• _Data in this exercise_:
== == ==
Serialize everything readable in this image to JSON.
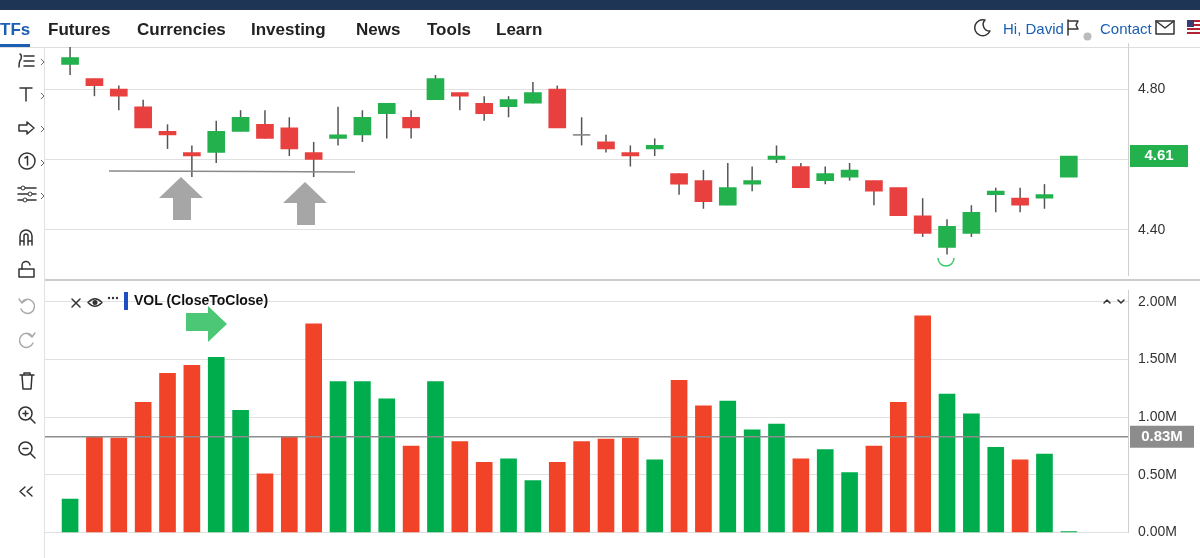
{
  "chart_data": [
    {
      "type": "other",
      "annotations": [
        "TFs",
        "Futures",
        "Currencies",
        "Investing",
        "News",
        "Tools",
        "Learn",
        "Hi, David",
        "Contact"
      ]
    },
    {
      "type": "candlestick",
      "categories": [
        null,
        null,
        null,
        null,
        null,
        null,
        null,
        null,
        null,
        null,
        null,
        null,
        null,
        null,
        null,
        null,
        null,
        null,
        null,
        null,
        null,
        null,
        null,
        null,
        null,
        null,
        null,
        null,
        null,
        null,
        null,
        null,
        null,
        null,
        null,
        null,
        null,
        null,
        null,
        null,
        null,
        null
      ],
      "ohlc": [
        [
          4.87,
          4.92,
          4.84,
          4.89
        ],
        [
          4.83,
          4.83,
          4.78,
          4.81
        ],
        [
          4.8,
          4.81,
          4.74,
          4.78
        ],
        [
          4.75,
          4.77,
          4.69,
          4.69
        ],
        [
          4.68,
          4.7,
          4.63,
          4.67
        ],
        [
          4.62,
          4.64,
          4.55,
          4.61
        ],
        [
          4.62,
          4.71,
          4.59,
          4.68
        ],
        [
          4.68,
          4.74,
          4.68,
          4.72
        ],
        [
          4.7,
          4.74,
          4.66,
          4.66
        ],
        [
          4.69,
          4.72,
          4.61,
          4.63
        ],
        [
          4.62,
          4.65,
          4.55,
          4.6
        ],
        [
          4.66,
          4.75,
          4.64,
          4.67
        ],
        [
          4.67,
          4.74,
          4.65,
          4.72
        ],
        [
          4.73,
          4.76,
          4.66,
          4.76
        ],
        [
          4.72,
          4.74,
          4.66,
          4.69
        ],
        [
          4.77,
          4.84,
          4.77,
          4.83
        ],
        [
          4.79,
          4.79,
          4.74,
          4.78
        ],
        [
          4.76,
          4.78,
          4.71,
          4.73
        ],
        [
          4.75,
          4.78,
          4.72,
          4.77
        ],
        [
          4.76,
          4.82,
          4.76,
          4.79
        ],
        [
          4.8,
          4.81,
          4.69,
          4.69
        ],
        [
          4.67,
          4.72,
          4.64,
          4.67
        ],
        [
          4.65,
          4.67,
          4.62,
          4.63
        ],
        [
          4.62,
          4.64,
          4.58,
          4.61
        ],
        [
          4.63,
          4.66,
          4.61,
          4.64
        ],
        [
          4.56,
          4.56,
          4.5,
          4.53
        ],
        [
          4.54,
          4.57,
          4.46,
          4.48
        ],
        [
          4.47,
          4.59,
          4.47,
          4.52
        ],
        [
          4.53,
          4.58,
          4.51,
          4.54
        ],
        [
          4.6,
          4.64,
          4.59,
          4.61
        ],
        [
          4.58,
          4.59,
          4.52,
          4.52
        ],
        [
          4.54,
          4.58,
          4.53,
          4.56
        ],
        [
          4.55,
          4.59,
          4.54,
          4.57
        ],
        [
          4.54,
          4.54,
          4.47,
          4.51
        ],
        [
          4.52,
          4.52,
          4.44,
          4.44
        ],
        [
          4.44,
          4.49,
          4.38,
          4.39
        ],
        [
          4.35,
          4.43,
          4.33,
          4.41
        ],
        [
          4.39,
          4.47,
          4.38,
          4.45
        ],
        [
          4.5,
          4.52,
          4.45,
          4.51
        ],
        [
          4.49,
          4.52,
          4.45,
          4.47
        ],
        [
          4.49,
          4.53,
          4.46,
          4.5
        ],
        [
          4.55,
          4.61,
          4.55,
          4.61
        ]
      ],
      "colors": [
        "#22b14c",
        "#e8403f",
        "#e8403f",
        "#e8403f",
        "#e8403f",
        "#e8403f",
        "#22b14c",
        "#22b14c",
        "#e8403f",
        "#e8403f",
        "#e8403f",
        "#22b14c",
        "#22b14c",
        "#22b14c",
        "#e8403f",
        "#22b14c",
        "#e8403f",
        "#e8403f",
        "#22b14c",
        "#22b14c",
        "#e8403f",
        "#888888",
        "#e8403f",
        "#e8403f",
        "#22b14c",
        "#e8403f",
        "#e8403f",
        "#22b14c",
        "#22b14c",
        "#22b14c",
        "#e8403f",
        "#22b14c",
        "#22b14c",
        "#e8403f",
        "#e8403f",
        "#e8403f",
        "#22b14c",
        "#22b14c",
        "#22b14c",
        "#e8403f",
        "#22b14c",
        "#22b14c"
      ],
      "ylim": [
        4.27,
        4.93
      ],
      "yticks": [
        {
          "value": 4.4,
          "label": "4.40"
        },
        {
          "value": 4.6,
          "label": null
        },
        {
          "value": 4.8,
          "label": "4.80"
        }
      ],
      "grid": "y",
      "tick_labels": "y",
      "annotations": [
        "4.61"
      ]
    },
    {
      "type": "bar",
      "title": "VOL (CloseToClose)",
      "categories": [
        null,
        null,
        null,
        null,
        null,
        null,
        null,
        null,
        null,
        null,
        null,
        null,
        null,
        null,
        null,
        null,
        null,
        null,
        null,
        null,
        null,
        null,
        null,
        null,
        null,
        null,
        null,
        null,
        null,
        null,
        null,
        null,
        null,
        null,
        null,
        null,
        null,
        null,
        null,
        null,
        null,
        null
      ],
      "values": [
        0.29,
        0.83,
        0.82,
        1.13,
        1.38,
        1.45,
        1.52,
        1.06,
        0.51,
        0.83,
        1.81,
        1.31,
        1.31,
        1.16,
        0.75,
        1.31,
        0.79,
        0.61,
        0.64,
        0.45,
        0.61,
        0.79,
        0.81,
        0.82,
        0.63,
        1.32,
        1.1,
        1.14,
        0.89,
        0.94,
        0.64,
        0.72,
        0.52,
        0.75,
        1.13,
        1.88,
        1.2,
        1.03,
        0.74,
        0.63,
        0.68,
        0
      ],
      "colors": [
        "#00ad4c",
        "#f04328",
        "#f04328",
        "#f04328",
        "#f04328",
        "#f04328",
        "#00ad4c",
        "#00ad4c",
        "#f04328",
        "#f04328",
        "#f04328",
        "#00ad4c",
        "#00ad4c",
        "#00ad4c",
        "#f04328",
        "#00ad4c",
        "#f04328",
        "#f04328",
        "#00ad4c",
        "#00ad4c",
        "#f04328",
        "#f04328",
        "#f04328",
        "#f04328",
        "#00ad4c",
        "#f04328",
        "#f04328",
        "#00ad4c",
        "#00ad4c",
        "#00ad4c",
        "#f04328",
        "#00ad4c",
        "#00ad4c",
        "#f04328",
        "#f04328",
        "#f04328",
        "#00ad4c",
        "#00ad4c",
        "#00ad4c",
        "#f04328",
        "#00ad4c",
        "#00ad4c"
      ],
      "ylim": [
        0,
        2.1
      ],
      "yticks": [
        {
          "value": 0,
          "label": "0.00M"
        },
        {
          "value": 0.5,
          "label": "0.50M"
        },
        {
          "value": 1,
          "label": "1.00M"
        },
        {
          "value": 1.5,
          "label": "1.50M"
        },
        {
          "value": 2,
          "label": "2.00M"
        }
      ],
      "grid": "y",
      "tick_labels": "y",
      "ref_lines": [
        {
          "axis": "y",
          "value": 0.83,
          "label": "0.83M",
          "color": "#8c8c8c"
        }
      ]
    }
  ]
}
== == ==
• _Description of the task_:
Restate the records above in full, word for word. Keep pictures out.

• _Task solution_:
Serialize everything readable in this image to JSON.
{
  "chart_data": [
    {
      "type": "other",
      "annotations": [
        "TFs",
        "Futures",
        "Currencies",
        "Investing",
        "News",
        "Tools",
        "Learn",
        "Hi, David",
        "Contact"
      ]
    },
    {
      "type": "candlestick",
      "categories": [
        null,
        null,
        null,
        null,
        null,
        null,
        null,
        null,
        null,
        null,
        null,
        null,
        null,
        null,
        null,
        null,
        null,
        null,
        null,
        null,
        null,
        null,
        null,
        null,
        null,
        null,
        null,
        null,
        null,
        null,
        null,
        null,
        null,
        null,
        null,
        null,
        null,
        null,
        null,
        null,
        null,
        null
      ],
      "ohlc": [
        [
          4.87,
          4.92,
          4.84,
          4.89
        ],
        [
          4.83,
          4.83,
          4.78,
          4.81
        ],
        [
          4.8,
          4.81,
          4.74,
          4.78
        ],
        [
          4.75,
          4.77,
          4.69,
          4.69
        ],
        [
          4.68,
          4.7,
          4.63,
          4.67
        ],
        [
          4.62,
          4.64,
          4.55,
          4.61
        ],
        [
          4.62,
          4.71,
          4.59,
          4.68
        ],
        [
          4.68,
          4.74,
          4.68,
          4.72
        ],
        [
          4.7,
          4.74,
          4.66,
          4.66
        ],
        [
          4.69,
          4.72,
          4.61,
          4.63
        ],
        [
          4.62,
          4.65,
          4.55,
          4.6
        ],
        [
          4.66,
          4.75,
          4.64,
          4.67
        ],
        [
          4.67,
          4.74,
          4.65,
          4.72
        ],
        [
          4.73,
          4.76,
          4.66,
          4.76
        ],
        [
          4.72,
          4.74,
          4.66,
          4.69
        ],
        [
          4.77,
          4.84,
          4.77,
          4.83
        ],
        [
          4.79,
          4.79,
          4.74,
          4.78
        ],
        [
          4.76,
          4.78,
          4.71,
          4.73
        ],
        [
          4.75,
          4.78,
          4.72,
          4.77
        ],
        [
          4.76,
          4.82,
          4.76,
          4.79
        ],
        [
          4.8,
          4.81,
          4.69,
          4.69
        ],
        [
          4.67,
          4.72,
          4.64,
          4.67
        ],
        [
          4.65,
          4.67,
          4.62,
          4.63
        ],
        [
          4.62,
          4.64,
          4.58,
          4.61
        ],
        [
          4.63,
          4.66,
          4.61,
          4.64
        ],
        [
          4.56,
          4.56,
          4.5,
          4.53
        ],
        [
          4.54,
          4.57,
          4.46,
          4.48
        ],
        [
          4.47,
          4.59,
          4.47,
          4.52
        ],
        [
          4.53,
          4.58,
          4.51,
          4.54
        ],
        [
          4.6,
          4.64,
          4.59,
          4.61
        ],
        [
          4.58,
          4.59,
          4.52,
          4.52
        ],
        [
          4.54,
          4.58,
          4.53,
          4.56
        ],
        [
          4.55,
          4.59,
          4.54,
          4.57
        ],
        [
          4.54,
          4.54,
          4.47,
          4.51
        ],
        [
          4.52,
          4.52,
          4.44,
          4.44
        ],
        [
          4.44,
          4.49,
          4.38,
          4.39
        ],
        [
          4.35,
          4.43,
          4.33,
          4.41
        ],
        [
          4.39,
          4.47,
          4.38,
          4.45
        ],
        [
          4.5,
          4.52,
          4.45,
          4.51
        ],
        [
          4.49,
          4.52,
          4.45,
          4.47
        ],
        [
          4.49,
          4.53,
          4.46,
          4.5
        ],
        [
          4.55,
          4.61,
          4.55,
          4.61
        ]
      ],
      "colors": [
        "#22b14c",
        "#e8403f",
        "#e8403f",
        "#e8403f",
        "#e8403f",
        "#e8403f",
        "#22b14c",
        "#22b14c",
        "#e8403f",
        "#e8403f",
        "#e8403f",
        "#22b14c",
        "#22b14c",
        "#22b14c",
        "#e8403f",
        "#22b14c",
        "#e8403f",
        "#e8403f",
        "#22b14c",
        "#22b14c",
        "#e8403f",
        "#888888",
        "#e8403f",
        "#e8403f",
        "#22b14c",
        "#e8403f",
        "#e8403f",
        "#22b14c",
        "#22b14c",
        "#22b14c",
        "#e8403f",
        "#22b14c",
        "#22b14c",
        "#e8403f",
        "#e8403f",
        "#e8403f",
        "#22b14c",
        "#22b14c",
        "#22b14c",
        "#e8403f",
        "#22b14c",
        "#22b14c"
      ],
      "ylim": [
        4.27,
        4.93
      ],
      "yticks": [
        {
          "value": 4.4,
          "label": "4.40"
        },
        {
          "value": 4.6,
          "label": null
        },
        {
          "value": 4.8,
          "label": "4.80"
        }
      ],
      "grid": "y",
      "tick_labels": "y",
      "annotations": [
        "4.61"
      ]
    },
    {
      "type": "bar",
      "title": "VOL (CloseToClose)",
      "categories": [
        null,
        null,
        null,
        null,
        null,
        null,
        null,
        null,
        null,
        null,
        null,
        null,
        null,
        null,
        null,
        null,
        null,
        null,
        null,
        null,
        null,
        null,
        null,
        null,
        null,
        null,
        null,
        null,
        null,
        null,
        null,
        null,
        null,
        null,
        null,
        null,
        null,
        null,
        null,
        null,
        null,
        null
      ],
      "values": [
        0.29,
        0.83,
        0.82,
        1.13,
        1.38,
        1.45,
        1.52,
        1.06,
        0.51,
        0.83,
        1.81,
        1.31,
        1.31,
        1.16,
        0.75,
        1.31,
        0.79,
        0.61,
        0.64,
        0.45,
        0.61,
        0.79,
        0.81,
        0.82,
        0.63,
        1.32,
        1.1,
        1.14,
        0.89,
        0.94,
        0.64,
        0.72,
        0.52,
        0.75,
        1.13,
        1.88,
        1.2,
        1.03,
        0.74,
        0.63,
        0.68,
        0
      ],
      "colors": [
        "#00ad4c",
        "#f04328",
        "#f04328",
        "#f04328",
        "#f04328",
        "#f04328",
        "#00ad4c",
        "#00ad4c",
        "#f04328",
        "#f04328",
        "#f04328",
        "#00ad4c",
        "#00ad4c",
        "#00ad4c",
        "#f04328",
        "#00ad4c",
        "#f04328",
        "#f04328",
        "#00ad4c",
        "#00ad4c",
        "#f04328",
        "#f04328",
        "#f04328",
        "#f04328",
        "#00ad4c",
        "#f04328",
        "#f04328",
        "#00ad4c",
        "#00ad4c",
        "#00ad4c",
        "#f04328",
        "#00ad4c",
        "#00ad4c",
        "#f04328",
        "#f04328",
        "#f04328",
        "#00ad4c",
        "#00ad4c",
        "#00ad4c",
        "#f04328",
        "#00ad4c",
        "#00ad4c"
      ],
      "ylim": [
        0,
        2.1
      ],
      "yticks": [
        {
          "value": 0,
          "label": "0.00M"
        },
        {
          "value": 0.5,
          "label": "0.50M"
        },
        {
          "value": 1,
          "label": "1.00M"
        },
        {
          "value": 1.5,
          "label": "1.50M"
        },
        {
          "value": 2,
          "label": "2.00M"
        }
      ],
      "grid": "y",
      "tick_labels": "y",
      "ref_lines": [
        {
          "axis": "y",
          "value": 0.83,
          "label": "0.83M",
          "color": "#8c8c8c"
        }
      ]
    }
  ]
}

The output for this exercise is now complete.